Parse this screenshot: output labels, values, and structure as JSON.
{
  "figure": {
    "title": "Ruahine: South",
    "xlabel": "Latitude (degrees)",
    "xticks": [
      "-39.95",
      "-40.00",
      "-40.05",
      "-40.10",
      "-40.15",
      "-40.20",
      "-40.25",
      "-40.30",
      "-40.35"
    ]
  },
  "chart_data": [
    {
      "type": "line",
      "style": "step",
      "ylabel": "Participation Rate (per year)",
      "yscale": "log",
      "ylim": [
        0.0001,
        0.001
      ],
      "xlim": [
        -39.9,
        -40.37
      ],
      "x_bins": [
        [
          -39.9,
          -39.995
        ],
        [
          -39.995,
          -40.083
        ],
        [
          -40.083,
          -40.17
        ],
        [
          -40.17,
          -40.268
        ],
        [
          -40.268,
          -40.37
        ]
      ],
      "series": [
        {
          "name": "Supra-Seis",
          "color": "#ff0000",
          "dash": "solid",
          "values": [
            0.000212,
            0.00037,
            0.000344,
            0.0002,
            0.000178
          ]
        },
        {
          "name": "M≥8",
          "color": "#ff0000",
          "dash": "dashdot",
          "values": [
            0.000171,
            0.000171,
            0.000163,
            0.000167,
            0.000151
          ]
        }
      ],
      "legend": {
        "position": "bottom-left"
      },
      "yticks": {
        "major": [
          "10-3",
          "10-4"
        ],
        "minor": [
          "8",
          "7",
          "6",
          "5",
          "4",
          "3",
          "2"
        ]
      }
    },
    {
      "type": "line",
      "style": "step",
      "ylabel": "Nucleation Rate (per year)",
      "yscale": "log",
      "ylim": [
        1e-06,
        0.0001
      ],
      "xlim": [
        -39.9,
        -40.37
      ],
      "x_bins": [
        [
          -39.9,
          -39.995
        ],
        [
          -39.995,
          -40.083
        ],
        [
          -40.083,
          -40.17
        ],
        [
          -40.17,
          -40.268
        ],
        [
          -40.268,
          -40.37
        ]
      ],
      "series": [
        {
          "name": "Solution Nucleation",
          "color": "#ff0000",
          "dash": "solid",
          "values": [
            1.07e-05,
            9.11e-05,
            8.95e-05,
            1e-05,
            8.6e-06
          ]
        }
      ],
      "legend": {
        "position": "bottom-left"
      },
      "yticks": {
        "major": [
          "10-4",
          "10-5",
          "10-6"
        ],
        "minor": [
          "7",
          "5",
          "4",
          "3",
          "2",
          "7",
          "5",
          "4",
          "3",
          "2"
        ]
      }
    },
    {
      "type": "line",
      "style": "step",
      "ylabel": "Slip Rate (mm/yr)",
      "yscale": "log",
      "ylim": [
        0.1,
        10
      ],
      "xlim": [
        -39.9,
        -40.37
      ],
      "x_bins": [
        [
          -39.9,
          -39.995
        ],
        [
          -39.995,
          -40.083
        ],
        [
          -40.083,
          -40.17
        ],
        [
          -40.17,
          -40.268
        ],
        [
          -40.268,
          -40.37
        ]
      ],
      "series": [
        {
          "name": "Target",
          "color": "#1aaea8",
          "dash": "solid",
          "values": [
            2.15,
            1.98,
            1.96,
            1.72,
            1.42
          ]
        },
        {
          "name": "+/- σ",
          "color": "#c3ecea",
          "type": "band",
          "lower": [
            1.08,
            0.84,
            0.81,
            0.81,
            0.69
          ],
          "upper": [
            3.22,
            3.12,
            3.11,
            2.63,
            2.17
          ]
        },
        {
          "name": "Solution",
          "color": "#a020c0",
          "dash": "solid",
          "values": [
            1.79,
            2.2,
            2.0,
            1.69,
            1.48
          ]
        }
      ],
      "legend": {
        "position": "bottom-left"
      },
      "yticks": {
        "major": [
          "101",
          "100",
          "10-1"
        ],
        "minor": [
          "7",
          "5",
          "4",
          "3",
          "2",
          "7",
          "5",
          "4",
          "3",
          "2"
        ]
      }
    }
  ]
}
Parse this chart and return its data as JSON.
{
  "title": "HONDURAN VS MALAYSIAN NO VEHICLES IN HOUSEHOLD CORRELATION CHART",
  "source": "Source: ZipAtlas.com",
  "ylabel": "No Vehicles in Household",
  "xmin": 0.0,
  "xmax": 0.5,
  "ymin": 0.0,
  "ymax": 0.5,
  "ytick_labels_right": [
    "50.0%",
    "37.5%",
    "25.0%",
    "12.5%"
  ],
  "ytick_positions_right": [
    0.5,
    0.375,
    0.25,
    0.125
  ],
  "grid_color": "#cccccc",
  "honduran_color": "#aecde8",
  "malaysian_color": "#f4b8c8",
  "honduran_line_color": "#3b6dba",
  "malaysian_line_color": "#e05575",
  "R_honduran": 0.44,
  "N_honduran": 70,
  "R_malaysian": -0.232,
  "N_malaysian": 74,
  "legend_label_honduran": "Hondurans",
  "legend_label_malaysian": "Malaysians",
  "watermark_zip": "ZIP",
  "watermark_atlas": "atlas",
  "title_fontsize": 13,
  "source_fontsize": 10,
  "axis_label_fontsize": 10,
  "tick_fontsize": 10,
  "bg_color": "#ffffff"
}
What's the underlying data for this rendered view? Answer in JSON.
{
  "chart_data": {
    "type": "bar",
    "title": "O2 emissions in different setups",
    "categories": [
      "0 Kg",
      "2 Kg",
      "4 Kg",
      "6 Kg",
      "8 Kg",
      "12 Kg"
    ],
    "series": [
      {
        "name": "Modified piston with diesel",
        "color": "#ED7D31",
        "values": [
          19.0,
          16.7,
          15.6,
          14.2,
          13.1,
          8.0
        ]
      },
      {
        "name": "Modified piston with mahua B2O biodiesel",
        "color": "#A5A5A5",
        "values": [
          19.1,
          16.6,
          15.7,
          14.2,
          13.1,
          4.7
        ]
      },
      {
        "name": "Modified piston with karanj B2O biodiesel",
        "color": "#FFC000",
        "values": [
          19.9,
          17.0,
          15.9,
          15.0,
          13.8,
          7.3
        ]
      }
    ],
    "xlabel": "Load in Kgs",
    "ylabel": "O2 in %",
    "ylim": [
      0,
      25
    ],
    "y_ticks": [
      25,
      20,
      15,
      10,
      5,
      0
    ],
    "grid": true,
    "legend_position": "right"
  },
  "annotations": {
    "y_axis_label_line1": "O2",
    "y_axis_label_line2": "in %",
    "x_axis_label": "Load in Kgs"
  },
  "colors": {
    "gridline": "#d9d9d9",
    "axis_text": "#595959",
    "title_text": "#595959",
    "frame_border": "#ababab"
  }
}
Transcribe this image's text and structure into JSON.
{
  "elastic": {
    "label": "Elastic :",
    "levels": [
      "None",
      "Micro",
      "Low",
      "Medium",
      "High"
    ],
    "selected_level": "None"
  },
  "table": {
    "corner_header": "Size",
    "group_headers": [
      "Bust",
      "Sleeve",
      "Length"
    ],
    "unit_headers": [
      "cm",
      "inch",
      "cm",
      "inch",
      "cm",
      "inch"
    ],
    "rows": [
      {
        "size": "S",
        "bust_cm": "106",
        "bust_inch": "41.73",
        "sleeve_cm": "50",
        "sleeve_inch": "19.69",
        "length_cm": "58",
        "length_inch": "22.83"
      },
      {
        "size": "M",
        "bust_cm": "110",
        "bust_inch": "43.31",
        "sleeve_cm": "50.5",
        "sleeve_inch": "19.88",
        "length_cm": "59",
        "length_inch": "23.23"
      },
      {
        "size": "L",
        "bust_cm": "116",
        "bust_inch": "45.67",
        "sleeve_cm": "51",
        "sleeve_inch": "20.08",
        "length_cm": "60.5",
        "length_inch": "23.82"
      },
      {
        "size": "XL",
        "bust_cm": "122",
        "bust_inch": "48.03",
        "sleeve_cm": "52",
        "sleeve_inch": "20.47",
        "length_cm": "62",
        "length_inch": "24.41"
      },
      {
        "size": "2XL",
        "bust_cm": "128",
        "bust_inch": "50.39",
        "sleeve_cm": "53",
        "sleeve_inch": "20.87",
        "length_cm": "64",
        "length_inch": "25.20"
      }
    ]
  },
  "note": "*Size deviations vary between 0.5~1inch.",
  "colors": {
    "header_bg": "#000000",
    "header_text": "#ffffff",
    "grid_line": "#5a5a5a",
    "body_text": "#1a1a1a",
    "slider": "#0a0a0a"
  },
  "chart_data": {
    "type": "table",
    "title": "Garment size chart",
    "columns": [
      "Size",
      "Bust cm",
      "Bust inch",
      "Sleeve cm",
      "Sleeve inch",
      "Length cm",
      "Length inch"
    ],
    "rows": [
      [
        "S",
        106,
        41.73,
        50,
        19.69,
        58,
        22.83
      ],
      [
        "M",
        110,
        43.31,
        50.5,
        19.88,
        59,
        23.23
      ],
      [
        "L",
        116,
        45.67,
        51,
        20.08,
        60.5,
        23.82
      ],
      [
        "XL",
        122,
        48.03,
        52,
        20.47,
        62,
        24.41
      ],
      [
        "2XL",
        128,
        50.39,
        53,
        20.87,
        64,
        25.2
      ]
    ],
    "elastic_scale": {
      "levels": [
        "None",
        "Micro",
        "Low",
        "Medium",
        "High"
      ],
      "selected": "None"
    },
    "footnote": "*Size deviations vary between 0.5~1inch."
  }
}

- Brief -
Gather from the records above every line containing the string "Load".

- Answer -
    "xlabel": "Load in Kgs",
    "x_axis_label": "Load in Kgs"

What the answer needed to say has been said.